Requirement => Using the data below, repeat all of it precisely.
===== Excerpted records =====
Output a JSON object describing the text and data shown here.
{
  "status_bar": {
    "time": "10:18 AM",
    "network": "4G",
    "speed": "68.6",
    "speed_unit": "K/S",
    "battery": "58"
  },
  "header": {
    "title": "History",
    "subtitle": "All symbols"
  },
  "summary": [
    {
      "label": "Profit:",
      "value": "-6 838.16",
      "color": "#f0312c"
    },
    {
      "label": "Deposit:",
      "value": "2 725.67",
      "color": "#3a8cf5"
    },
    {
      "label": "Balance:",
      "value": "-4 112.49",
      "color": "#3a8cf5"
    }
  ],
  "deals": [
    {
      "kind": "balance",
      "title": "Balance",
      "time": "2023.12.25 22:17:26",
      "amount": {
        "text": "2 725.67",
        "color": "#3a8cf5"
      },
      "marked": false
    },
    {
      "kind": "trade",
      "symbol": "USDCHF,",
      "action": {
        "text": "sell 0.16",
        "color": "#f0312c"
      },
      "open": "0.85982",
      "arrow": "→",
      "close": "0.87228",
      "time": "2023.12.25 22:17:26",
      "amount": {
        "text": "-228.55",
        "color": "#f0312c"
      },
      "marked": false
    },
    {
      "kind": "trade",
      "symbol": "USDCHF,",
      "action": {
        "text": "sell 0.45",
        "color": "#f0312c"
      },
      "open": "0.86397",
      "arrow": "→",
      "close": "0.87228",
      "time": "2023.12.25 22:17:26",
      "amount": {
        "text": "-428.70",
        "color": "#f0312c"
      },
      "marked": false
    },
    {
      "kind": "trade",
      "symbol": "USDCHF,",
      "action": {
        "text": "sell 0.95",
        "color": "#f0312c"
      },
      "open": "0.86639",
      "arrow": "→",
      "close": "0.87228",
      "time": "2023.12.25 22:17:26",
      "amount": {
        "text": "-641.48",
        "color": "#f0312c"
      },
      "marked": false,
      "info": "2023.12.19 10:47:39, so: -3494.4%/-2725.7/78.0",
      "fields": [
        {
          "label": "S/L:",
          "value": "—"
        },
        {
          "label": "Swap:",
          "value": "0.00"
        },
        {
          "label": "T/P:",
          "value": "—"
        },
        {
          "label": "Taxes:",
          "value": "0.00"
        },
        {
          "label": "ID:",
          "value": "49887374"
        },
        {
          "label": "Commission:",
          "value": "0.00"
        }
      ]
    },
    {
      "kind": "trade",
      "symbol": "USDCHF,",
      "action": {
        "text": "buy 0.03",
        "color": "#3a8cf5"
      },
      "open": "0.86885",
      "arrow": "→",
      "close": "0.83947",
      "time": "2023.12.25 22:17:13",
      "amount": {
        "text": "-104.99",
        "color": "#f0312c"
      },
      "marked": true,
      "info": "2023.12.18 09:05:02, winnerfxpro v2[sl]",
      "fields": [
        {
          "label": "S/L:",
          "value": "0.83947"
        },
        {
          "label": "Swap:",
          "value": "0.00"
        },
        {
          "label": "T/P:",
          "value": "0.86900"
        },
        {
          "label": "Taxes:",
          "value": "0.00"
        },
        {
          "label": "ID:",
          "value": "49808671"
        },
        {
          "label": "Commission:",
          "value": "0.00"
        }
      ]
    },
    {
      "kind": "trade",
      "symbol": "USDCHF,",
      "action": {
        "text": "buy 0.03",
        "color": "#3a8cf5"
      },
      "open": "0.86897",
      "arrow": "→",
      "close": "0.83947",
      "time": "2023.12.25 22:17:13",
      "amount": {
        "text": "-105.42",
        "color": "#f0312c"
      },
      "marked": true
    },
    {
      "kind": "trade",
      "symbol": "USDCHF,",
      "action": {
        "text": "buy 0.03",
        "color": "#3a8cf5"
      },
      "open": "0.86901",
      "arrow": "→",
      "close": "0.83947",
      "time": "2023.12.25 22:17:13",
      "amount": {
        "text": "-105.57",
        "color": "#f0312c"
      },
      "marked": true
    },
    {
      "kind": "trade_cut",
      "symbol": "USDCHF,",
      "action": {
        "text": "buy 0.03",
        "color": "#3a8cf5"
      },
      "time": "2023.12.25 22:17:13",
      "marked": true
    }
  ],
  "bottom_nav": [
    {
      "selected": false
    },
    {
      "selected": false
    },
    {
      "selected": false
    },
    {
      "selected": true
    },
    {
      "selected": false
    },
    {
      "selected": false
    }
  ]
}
=====
Response =>
Output a JSON object describing the text and data shown here.
{
  "status_bar": {
    "time": "10:18 AM",
    "network": "4G",
    "speed": "68.6",
    "speed_unit": "K/S",
    "battery": "58"
  },
  "header": {
    "title": "History",
    "subtitle": "All symbols"
  },
  "summary": [
    {
      "label": "Profit:",
      "value": "-6 838.16",
      "color": "#f0312c"
    },
    {
      "label": "Deposit:",
      "value": "2 725.67",
      "color": "#3a8cf5"
    },
    {
      "label": "Balance:",
      "value": "-4 112.49",
      "color": "#3a8cf5"
    }
  ],
  "deals": [
    {
      "kind": "balance",
      "title": "Balance",
      "time": "2023.12.25 22:17:26",
      "amount": {
        "text": "2 725.67",
        "color": "#3a8cf5"
      },
      "marked": false
    },
    {
      "kind": "trade",
      "symbol": "USDCHF,",
      "action": {
        "text": "sell 0.16",
        "color": "#f0312c"
      },
      "open": "0.85982",
      "arrow": "→",
      "close": "0.87228",
      "time": "2023.12.25 22:17:26",
      "amount": {
        "text": "-228.55",
        "color": "#f0312c"
      },
      "marked": false
    },
    {
      "kind": "trade",
      "symbol": "USDCHF,",
      "action": {
        "text": "sell 0.45",
        "color": "#f0312c"
      },
      "open": "0.86397",
      "arrow": "→",
      "close": "0.87228",
      "time": "2023.12.25 22:17:26",
      "amount": {
        "text": "-428.70",
        "color": "#f0312c"
      },
      "marked": false
    },
    {
      "kind": "trade",
      "symbol": "USDCHF,",
      "action": {
        "text": "sell 0.95",
        "color": "#f0312c"
      },
      "open": "0.86639",
      "arrow": "→",
      "close": "0.87228",
      "time": "2023.12.25 22:17:26",
      "amount": {
        "text": "-641.48",
        "color": "#f0312c"
      },
      "marked": false,
      "info": "2023.12.19 10:47:39, so: -3494.4%/-2725.7/78.0",
      "fields": [
        {
          "label": "S/L:",
          "value": "—"
        },
        {
          "label": "Swap:",
          "value": "0.00"
        },
        {
          "label": "T/P:",
          "value": "—"
        },
        {
          "label": "Taxes:",
          "value": "0.00"
        },
        {
          "label": "ID:",
          "value": "49887374"
        },
        {
          "label": "Commission:",
          "value": "0.00"
        }
      ]
    },
    {
      "kind": "trade",
      "symbol": "USDCHF,",
      "action": {
        "text": "buy 0.03",
        "color": "#3a8cf5"
      },
      "open": "0.86885",
      "arrow": "→",
      "close": "0.83947",
      "time": "2023.12.25 22:17:13",
      "amount": {
        "text": "-104.99",
        "color": "#f0312c"
      },
      "marked": true,
      "info": "2023.12.18 09:05:02, winnerfxpro v2[sl]",
      "fields": [
        {
          "label": "S/L:",
          "value": "0.83947"
        },
        {
          "label": "Swap:",
          "value": "0.00"
        },
        {
          "label": "T/P:",
          "value": "0.86900"
        },
        {
          "label": "Taxes:",
          "value": "0.00"
        },
        {
          "label": "ID:",
          "value": "49808671"
        },
        {
          "label": "Commission:",
          "value": "0.00"
        }
      ]
    },
    {
      "kind": "trade",
      "symbol": "USDCHF,",
      "action": {
        "text": "buy 0.03",
        "color": "#3a8cf5"
      },
      "open": "0.86897",
      "arrow": "→",
      "close": "0.83947",
      "time": "2023.12.25 22:17:13",
      "amount": {
        "text": "-105.42",
        "color": "#f0312c"
      },
      "marked": true
    },
    {
      "kind": "trade",
      "symbol": "USDCHF,",
      "action": {
        "text": "buy 0.03",
        "color": "#3a8cf5"
      },
      "open": "0.86901",
      "arrow": "→",
      "close": "0.83947",
      "time": "2023.12.25 22:17:13",
      "amount": {
        "text": "-105.57",
        "color": "#f0312c"
      },
      "marked": true
    },
    {
      "kind": "trade_cut",
      "symbol": "USDCHF,",
      "action": {
        "text": "buy 0.03",
        "color": "#3a8cf5"
      },
      "time": "2023.12.25 22:17:13",
      "marked": true
    }
  ],
  "bottom_nav": [
    {
      "selected": false
    },
    {
      "selected": false
    },
    {
      "selected": false
    },
    {
      "selected": true
    },
    {
      "selected": false
    },
    {
      "selected": false
    }
  ]
}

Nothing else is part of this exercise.